> **WHAT TO DO**: Pick out each line of the records in which the word "CH₃CH₂CH₃" appears.

> **ENTRIES SUPPLIED**:

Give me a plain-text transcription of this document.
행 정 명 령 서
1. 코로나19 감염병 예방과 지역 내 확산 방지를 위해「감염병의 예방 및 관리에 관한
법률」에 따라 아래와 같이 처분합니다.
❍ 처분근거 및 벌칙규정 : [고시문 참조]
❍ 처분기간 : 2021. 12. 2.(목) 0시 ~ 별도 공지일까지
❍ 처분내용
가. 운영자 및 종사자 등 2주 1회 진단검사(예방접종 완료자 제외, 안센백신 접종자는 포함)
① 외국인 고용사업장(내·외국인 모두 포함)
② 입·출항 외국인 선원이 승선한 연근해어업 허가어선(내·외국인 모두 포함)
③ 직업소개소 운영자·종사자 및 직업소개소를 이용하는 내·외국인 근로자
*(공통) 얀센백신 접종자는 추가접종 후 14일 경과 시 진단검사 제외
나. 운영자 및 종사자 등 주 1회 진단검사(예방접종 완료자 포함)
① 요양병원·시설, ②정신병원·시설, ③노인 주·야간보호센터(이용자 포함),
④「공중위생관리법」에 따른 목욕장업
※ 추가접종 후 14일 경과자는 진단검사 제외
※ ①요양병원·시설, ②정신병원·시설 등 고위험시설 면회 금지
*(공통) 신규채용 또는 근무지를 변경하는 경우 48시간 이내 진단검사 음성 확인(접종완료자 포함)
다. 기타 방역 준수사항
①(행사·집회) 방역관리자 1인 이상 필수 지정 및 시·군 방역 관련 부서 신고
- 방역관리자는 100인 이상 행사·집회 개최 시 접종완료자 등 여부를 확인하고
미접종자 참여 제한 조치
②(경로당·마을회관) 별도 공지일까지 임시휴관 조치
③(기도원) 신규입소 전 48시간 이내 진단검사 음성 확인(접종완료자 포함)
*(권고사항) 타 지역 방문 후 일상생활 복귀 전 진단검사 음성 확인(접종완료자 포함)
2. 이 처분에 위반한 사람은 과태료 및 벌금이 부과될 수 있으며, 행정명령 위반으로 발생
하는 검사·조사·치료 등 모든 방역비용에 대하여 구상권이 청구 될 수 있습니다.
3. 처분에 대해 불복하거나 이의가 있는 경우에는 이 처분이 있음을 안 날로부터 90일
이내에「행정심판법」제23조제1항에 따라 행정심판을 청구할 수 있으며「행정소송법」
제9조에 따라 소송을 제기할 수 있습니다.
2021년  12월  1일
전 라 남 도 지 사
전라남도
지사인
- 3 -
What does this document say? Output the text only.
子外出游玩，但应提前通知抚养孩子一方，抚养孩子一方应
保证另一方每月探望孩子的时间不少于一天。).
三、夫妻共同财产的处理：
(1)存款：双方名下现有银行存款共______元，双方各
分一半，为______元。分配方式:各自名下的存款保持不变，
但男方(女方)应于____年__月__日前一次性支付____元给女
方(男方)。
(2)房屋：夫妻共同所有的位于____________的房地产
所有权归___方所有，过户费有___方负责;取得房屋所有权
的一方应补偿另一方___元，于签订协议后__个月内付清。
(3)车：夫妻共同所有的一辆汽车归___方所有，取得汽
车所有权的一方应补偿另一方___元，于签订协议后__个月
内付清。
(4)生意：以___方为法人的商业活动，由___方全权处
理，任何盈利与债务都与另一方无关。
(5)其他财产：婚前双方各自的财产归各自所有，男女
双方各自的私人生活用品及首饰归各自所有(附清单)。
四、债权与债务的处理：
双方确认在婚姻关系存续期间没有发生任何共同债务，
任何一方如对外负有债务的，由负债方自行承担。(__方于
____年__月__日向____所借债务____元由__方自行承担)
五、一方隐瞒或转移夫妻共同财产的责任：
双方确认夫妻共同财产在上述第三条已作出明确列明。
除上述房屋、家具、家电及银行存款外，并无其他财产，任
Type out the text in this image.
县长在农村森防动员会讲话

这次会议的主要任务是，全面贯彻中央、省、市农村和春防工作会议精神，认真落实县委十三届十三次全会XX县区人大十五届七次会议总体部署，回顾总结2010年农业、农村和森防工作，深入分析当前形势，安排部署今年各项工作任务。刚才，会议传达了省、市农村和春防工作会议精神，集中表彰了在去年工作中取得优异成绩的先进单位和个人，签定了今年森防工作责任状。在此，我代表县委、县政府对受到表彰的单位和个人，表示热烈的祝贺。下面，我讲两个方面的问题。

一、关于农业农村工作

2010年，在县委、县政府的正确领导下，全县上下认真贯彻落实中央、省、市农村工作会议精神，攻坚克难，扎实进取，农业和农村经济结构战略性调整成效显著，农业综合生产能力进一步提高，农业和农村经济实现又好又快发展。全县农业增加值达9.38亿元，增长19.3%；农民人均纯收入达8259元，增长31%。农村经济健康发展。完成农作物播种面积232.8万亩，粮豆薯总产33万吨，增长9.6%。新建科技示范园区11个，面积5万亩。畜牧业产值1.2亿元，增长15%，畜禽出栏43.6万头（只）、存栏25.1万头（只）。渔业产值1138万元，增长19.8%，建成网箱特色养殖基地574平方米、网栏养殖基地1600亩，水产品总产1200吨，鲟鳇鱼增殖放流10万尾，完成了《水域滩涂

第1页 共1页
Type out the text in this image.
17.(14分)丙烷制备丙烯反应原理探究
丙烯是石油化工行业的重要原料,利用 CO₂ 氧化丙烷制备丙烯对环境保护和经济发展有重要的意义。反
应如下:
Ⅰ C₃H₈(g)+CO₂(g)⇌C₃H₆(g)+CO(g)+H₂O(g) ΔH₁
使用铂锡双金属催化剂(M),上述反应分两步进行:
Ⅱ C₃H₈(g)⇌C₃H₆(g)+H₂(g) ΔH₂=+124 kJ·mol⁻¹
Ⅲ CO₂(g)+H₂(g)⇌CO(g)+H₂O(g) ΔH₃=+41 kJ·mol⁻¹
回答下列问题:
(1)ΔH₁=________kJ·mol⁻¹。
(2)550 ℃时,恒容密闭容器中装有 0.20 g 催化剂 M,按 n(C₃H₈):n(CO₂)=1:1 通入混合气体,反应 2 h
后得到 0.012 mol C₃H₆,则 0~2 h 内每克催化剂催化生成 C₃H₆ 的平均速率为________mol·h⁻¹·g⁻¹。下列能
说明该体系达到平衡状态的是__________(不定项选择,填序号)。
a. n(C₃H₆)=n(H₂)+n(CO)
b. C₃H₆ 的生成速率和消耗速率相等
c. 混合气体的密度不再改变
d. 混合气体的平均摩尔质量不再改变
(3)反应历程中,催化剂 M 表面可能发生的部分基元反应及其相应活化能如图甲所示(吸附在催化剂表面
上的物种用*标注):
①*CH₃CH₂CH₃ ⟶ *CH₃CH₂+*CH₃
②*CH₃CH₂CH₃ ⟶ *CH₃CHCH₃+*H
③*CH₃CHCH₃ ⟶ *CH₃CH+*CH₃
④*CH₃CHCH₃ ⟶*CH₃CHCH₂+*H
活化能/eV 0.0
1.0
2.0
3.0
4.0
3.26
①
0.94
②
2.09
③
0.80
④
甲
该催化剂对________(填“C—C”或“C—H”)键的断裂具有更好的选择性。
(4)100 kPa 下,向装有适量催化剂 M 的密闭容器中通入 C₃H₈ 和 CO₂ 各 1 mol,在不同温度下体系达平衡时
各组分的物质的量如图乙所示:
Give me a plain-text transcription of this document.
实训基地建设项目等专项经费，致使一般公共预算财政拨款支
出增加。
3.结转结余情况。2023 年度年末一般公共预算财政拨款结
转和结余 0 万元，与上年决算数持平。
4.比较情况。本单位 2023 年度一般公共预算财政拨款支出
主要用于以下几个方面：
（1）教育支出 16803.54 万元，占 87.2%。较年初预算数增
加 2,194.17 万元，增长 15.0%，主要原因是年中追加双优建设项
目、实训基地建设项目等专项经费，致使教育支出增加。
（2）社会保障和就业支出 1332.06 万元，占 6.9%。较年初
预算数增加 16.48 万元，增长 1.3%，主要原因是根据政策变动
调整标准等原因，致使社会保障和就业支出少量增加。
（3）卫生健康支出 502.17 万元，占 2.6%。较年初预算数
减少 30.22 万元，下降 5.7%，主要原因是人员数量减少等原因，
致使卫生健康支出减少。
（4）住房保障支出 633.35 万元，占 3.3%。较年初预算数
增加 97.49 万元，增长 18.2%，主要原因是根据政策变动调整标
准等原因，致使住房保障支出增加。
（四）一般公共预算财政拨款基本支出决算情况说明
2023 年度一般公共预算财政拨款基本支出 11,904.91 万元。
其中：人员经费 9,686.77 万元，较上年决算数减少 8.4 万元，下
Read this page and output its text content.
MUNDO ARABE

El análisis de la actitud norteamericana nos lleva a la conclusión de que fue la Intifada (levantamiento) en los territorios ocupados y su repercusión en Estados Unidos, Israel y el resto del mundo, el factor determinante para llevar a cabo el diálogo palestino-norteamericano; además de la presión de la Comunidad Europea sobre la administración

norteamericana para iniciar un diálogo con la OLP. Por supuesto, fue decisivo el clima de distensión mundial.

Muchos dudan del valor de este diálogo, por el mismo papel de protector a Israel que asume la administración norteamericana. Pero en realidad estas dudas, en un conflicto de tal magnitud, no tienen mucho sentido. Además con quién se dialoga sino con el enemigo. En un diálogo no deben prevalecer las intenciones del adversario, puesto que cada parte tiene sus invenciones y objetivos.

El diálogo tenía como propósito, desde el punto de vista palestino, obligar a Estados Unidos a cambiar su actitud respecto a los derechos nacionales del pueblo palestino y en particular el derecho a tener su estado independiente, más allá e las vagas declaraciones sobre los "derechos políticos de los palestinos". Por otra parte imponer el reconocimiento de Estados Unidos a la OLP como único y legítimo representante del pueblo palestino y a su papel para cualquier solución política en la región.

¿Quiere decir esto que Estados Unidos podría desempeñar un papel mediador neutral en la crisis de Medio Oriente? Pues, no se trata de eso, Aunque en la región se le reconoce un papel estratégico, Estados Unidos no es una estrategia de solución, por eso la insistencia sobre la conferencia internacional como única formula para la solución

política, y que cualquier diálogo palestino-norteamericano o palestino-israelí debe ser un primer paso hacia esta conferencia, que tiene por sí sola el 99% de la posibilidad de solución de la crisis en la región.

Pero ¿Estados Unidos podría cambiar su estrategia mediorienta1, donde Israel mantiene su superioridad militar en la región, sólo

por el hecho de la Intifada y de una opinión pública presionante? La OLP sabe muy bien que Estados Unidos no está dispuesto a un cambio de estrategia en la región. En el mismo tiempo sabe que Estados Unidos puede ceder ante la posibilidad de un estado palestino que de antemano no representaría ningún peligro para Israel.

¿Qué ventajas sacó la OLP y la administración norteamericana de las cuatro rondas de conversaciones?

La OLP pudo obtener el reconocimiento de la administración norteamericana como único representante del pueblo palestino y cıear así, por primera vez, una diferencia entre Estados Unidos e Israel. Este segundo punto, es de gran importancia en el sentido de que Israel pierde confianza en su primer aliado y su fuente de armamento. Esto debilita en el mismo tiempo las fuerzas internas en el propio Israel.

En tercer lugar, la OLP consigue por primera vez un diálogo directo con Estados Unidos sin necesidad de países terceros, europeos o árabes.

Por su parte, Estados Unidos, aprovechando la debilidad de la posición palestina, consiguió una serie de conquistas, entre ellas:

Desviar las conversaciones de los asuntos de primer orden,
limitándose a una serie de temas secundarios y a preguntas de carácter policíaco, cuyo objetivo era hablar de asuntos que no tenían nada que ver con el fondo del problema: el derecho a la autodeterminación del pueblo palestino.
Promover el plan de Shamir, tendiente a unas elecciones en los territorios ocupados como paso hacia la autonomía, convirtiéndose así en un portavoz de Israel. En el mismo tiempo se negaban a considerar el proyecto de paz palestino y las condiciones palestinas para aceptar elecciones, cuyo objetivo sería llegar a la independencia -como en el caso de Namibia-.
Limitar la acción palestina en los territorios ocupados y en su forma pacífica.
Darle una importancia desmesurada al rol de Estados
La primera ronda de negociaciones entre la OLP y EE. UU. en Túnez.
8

> **RESULT OF THIS EXERCISE**:
①*CH₃CH₂CH₃ ⟶ *CH₃CH₂+*CH₃
②*CH₃CH₂CH₃ ⟶ *CH₃CHCH₃+*H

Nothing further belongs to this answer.